=== Exercise instructions ===
Your task is to retype each line of the data below exactly.
** Start The input **
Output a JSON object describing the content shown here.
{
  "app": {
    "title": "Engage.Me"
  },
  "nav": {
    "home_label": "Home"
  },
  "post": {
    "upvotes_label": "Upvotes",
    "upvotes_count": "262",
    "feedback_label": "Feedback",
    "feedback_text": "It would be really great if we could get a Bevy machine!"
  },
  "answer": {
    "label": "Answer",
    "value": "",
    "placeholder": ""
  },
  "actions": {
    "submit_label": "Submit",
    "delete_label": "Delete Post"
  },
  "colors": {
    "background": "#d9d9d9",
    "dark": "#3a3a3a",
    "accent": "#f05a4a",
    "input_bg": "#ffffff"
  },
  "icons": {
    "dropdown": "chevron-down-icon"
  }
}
** End The input **
=== Task response ===
Output a JSON object describing the content shown here.
{
  "app": {
    "title": "Engage.Me"
  },
  "nav": {
    "home_label": "Home"
  },
  "post": {
    "upvotes_label": "Upvotes",
    "upvotes_count": "262",
    "feedback_label": "Feedback",
    "feedback_text": "It would be really great if we could get a Bevy machine!"
  },
  "answer": {
    "label": "Answer",
    "value": "",
    "placeholder": ""
  },
  "actions": {
    "submit_label": "Submit",
    "delete_label": "Delete Post"
  },
  "colors": {
    "background": "#d9d9d9",
    "dark": "#3a3a3a",
    "accent": "#f05a4a",
    "input_bg": "#ffffff"
  },
  "icons": {
    "dropdown": "chevron-down-icon"
  }
}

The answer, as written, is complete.